What is the number of lines containing the word "عليه"? Give that number alone.

[Data listing]
__________________________________________________

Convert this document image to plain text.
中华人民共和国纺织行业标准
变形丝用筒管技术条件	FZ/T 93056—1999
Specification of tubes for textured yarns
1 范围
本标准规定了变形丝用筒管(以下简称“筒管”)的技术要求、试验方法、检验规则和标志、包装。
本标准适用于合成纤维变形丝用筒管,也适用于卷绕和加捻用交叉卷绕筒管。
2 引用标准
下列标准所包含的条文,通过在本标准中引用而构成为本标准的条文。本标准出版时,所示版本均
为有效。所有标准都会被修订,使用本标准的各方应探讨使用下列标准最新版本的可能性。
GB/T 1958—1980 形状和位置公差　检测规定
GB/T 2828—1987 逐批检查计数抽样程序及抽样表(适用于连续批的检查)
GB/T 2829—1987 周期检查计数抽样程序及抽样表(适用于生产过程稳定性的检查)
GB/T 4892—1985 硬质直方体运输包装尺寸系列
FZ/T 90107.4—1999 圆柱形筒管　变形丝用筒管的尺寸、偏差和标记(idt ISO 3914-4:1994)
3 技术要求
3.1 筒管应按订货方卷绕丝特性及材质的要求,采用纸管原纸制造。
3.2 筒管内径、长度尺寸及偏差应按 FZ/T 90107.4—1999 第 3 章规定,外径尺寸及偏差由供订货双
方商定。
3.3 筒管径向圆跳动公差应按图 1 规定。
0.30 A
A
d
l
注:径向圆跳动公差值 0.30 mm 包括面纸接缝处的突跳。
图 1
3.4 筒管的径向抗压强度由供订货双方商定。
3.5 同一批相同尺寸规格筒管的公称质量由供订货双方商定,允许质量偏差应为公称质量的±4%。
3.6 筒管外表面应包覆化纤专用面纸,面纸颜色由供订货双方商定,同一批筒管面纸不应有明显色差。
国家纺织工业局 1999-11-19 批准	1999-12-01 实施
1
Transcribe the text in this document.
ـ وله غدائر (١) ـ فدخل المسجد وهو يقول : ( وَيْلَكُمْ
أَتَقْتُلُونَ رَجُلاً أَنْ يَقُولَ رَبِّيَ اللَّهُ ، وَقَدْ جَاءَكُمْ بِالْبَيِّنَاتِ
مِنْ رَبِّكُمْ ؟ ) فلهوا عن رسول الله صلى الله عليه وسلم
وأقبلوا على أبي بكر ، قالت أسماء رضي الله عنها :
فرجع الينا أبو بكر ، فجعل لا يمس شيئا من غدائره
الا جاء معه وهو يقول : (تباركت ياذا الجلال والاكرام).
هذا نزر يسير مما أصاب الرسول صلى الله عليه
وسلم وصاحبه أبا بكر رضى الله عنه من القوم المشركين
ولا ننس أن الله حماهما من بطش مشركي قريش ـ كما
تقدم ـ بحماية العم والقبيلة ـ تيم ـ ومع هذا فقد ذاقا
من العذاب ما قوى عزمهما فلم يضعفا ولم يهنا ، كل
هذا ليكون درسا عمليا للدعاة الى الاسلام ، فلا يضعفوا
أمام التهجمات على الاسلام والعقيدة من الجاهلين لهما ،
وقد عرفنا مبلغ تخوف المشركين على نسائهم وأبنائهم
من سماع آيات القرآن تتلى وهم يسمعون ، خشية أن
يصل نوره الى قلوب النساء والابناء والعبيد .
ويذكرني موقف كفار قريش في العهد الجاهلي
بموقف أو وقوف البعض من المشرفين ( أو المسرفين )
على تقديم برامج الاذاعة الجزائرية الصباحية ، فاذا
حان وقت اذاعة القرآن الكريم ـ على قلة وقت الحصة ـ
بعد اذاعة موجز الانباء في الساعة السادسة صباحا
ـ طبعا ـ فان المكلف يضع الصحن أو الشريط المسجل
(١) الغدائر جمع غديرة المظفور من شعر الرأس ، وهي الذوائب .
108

__________________________________________________

▶ **FULL OUTPUT**
2